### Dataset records

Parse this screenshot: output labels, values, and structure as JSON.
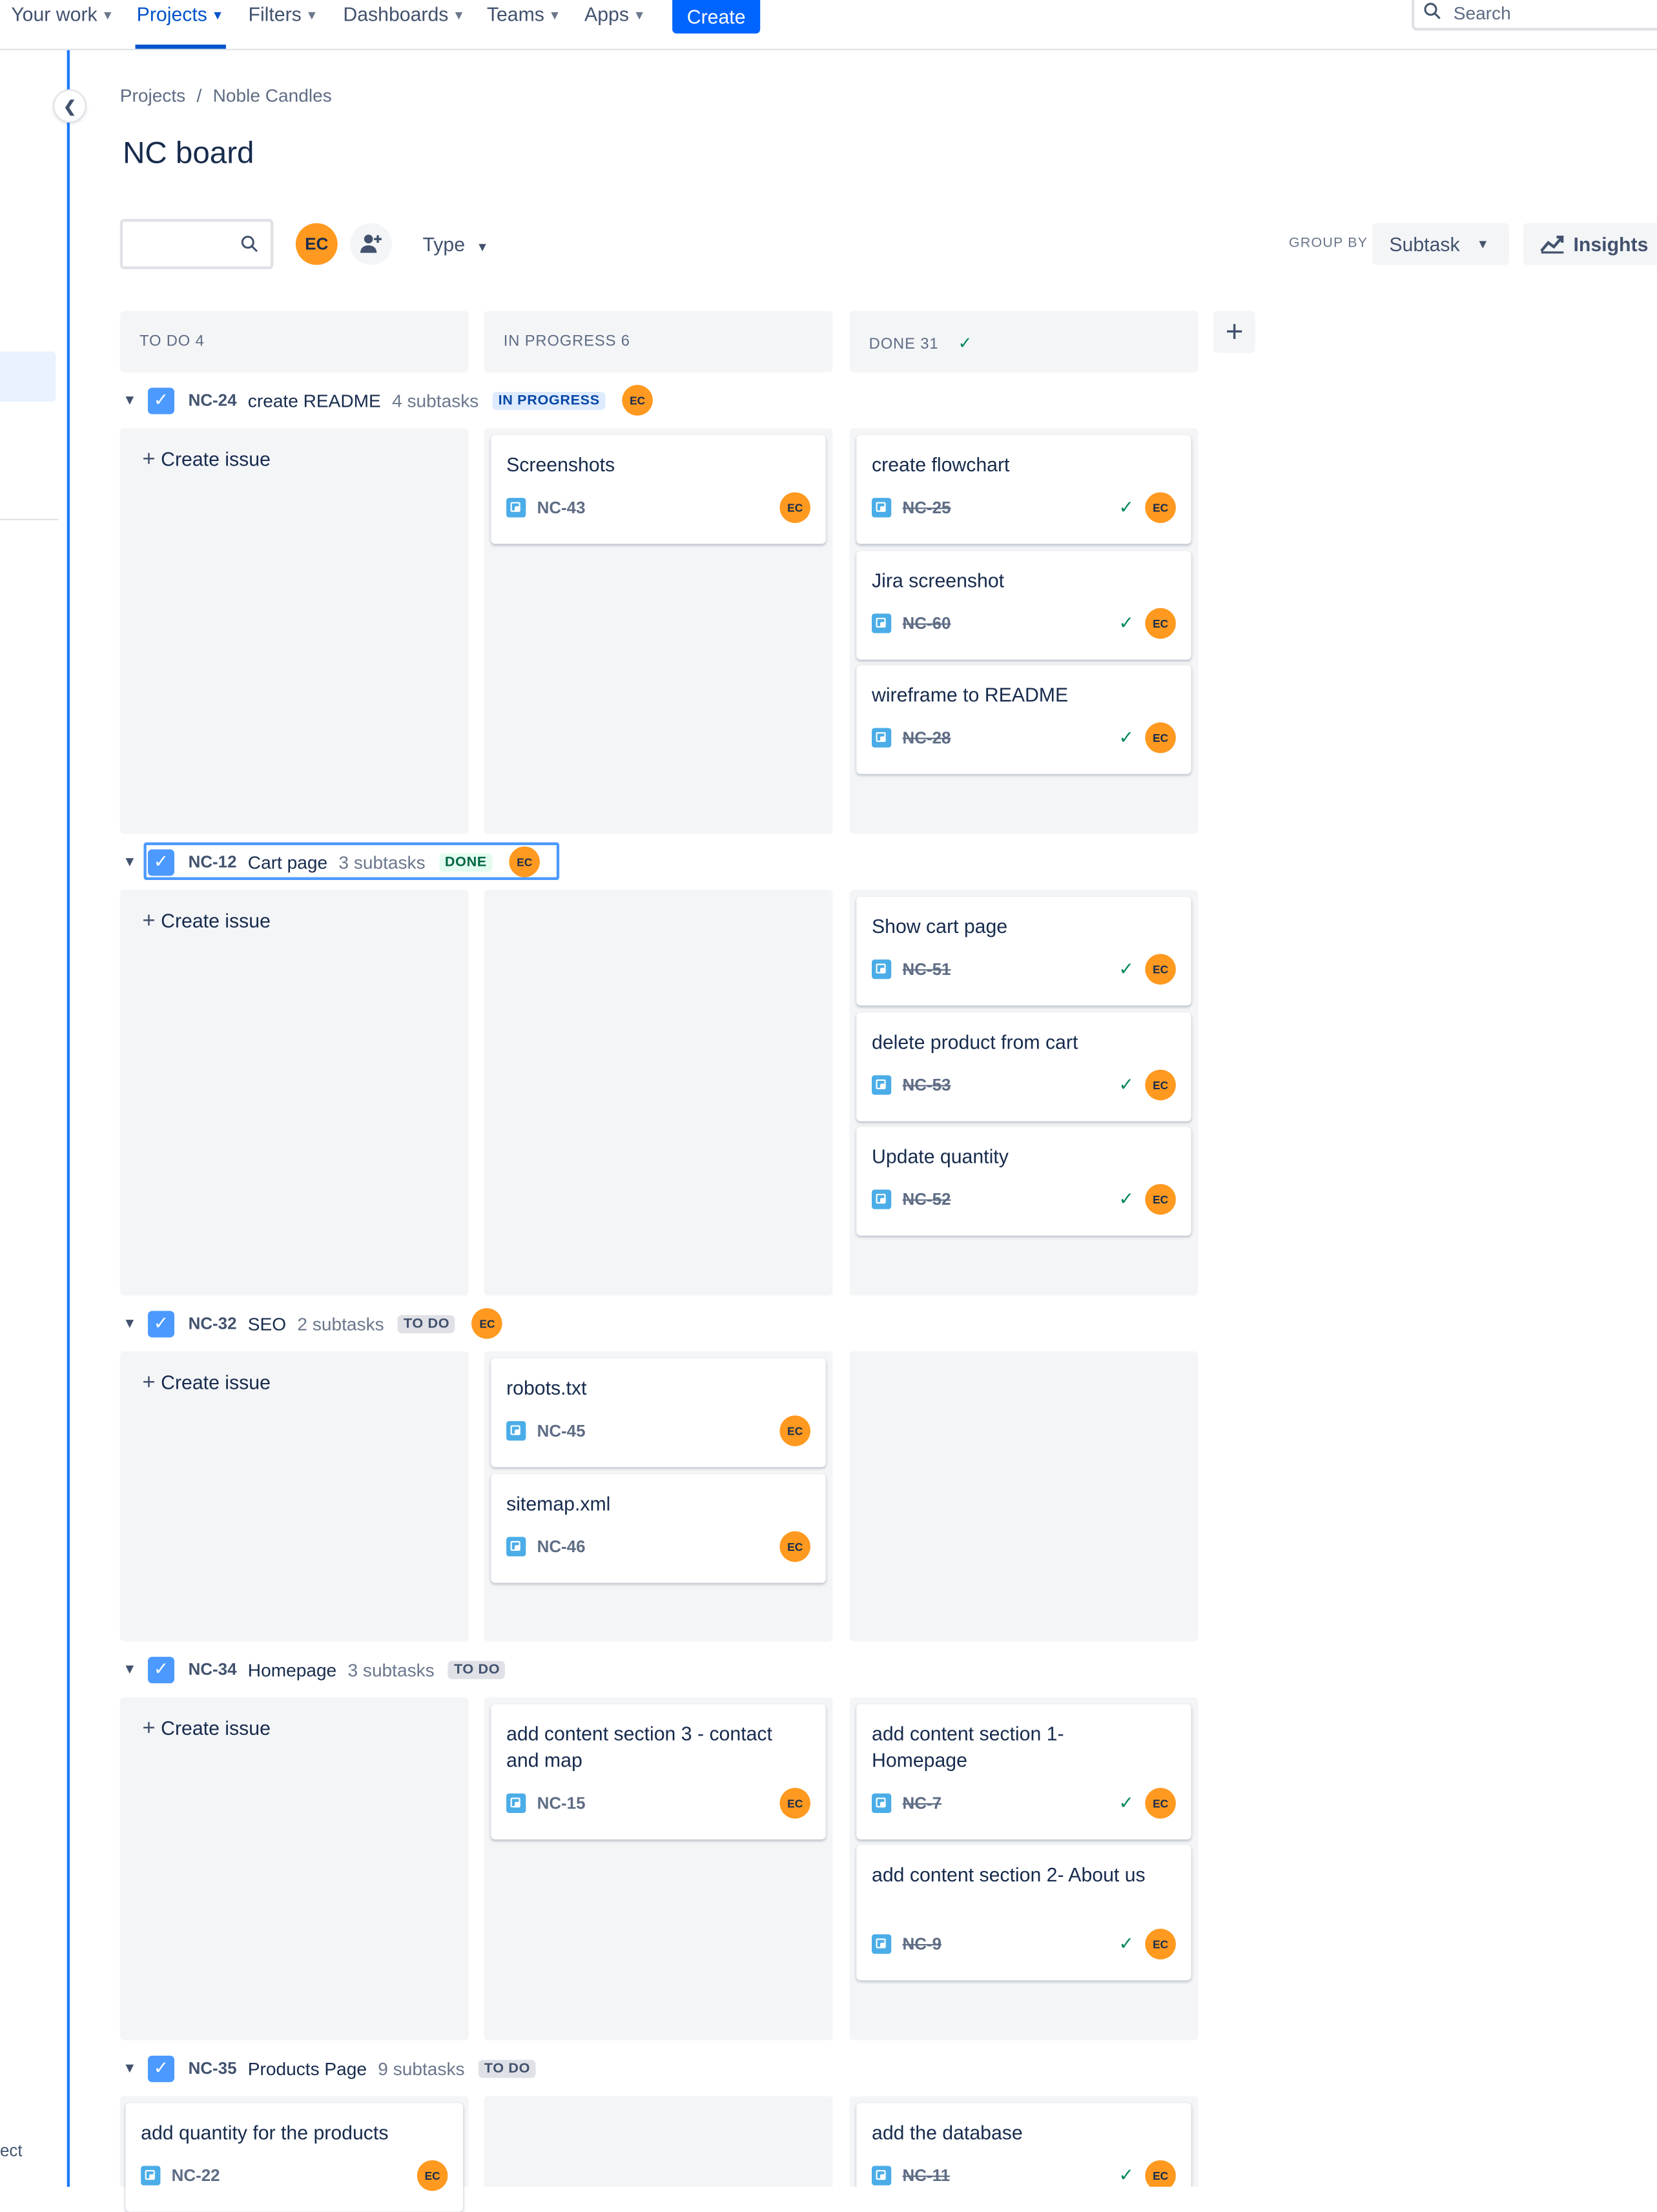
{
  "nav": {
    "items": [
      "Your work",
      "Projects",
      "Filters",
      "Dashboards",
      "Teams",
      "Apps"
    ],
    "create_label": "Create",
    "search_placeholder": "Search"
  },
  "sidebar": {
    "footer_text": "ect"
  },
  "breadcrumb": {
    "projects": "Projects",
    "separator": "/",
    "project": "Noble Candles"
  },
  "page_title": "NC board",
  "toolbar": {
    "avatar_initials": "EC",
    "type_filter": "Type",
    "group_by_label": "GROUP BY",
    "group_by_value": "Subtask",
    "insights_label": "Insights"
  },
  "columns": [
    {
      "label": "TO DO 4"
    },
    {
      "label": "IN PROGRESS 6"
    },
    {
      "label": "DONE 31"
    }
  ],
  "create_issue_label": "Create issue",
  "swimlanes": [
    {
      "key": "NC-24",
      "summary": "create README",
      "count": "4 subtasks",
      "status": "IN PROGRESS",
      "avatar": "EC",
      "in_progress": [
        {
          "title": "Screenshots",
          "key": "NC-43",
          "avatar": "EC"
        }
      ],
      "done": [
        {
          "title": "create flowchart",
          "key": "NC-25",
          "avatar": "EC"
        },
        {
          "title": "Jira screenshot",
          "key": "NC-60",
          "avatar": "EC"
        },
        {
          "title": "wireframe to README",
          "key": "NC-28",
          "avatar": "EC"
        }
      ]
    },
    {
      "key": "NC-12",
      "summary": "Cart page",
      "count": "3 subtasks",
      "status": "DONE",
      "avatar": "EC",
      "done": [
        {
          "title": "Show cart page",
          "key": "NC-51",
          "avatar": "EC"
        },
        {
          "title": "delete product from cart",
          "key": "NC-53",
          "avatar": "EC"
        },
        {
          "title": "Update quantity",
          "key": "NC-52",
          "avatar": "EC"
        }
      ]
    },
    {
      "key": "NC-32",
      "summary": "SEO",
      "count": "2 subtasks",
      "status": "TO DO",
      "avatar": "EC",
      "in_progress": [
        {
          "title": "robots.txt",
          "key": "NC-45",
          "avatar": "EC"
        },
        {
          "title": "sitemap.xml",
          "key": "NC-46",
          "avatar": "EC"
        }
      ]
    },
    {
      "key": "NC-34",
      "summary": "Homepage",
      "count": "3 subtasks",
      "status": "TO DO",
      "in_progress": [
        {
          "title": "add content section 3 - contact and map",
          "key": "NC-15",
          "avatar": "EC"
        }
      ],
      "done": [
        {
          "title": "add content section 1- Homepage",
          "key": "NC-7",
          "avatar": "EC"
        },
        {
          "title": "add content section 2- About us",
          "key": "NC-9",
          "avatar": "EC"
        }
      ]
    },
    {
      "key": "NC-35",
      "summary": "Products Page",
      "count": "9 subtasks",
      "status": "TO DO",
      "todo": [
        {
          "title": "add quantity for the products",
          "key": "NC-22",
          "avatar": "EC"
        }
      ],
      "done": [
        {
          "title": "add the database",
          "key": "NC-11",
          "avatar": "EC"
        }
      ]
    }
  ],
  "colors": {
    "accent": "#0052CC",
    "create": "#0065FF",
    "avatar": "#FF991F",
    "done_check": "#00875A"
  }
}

### Exercise directions
Copy out every line of the material above that mentions the word "count".

### Full response
      "count": "4 subtasks",
      "count": "3 subtasks",
      "count": "2 subtasks",
      "count": "3 subtasks",
      "count": "9 subtasks",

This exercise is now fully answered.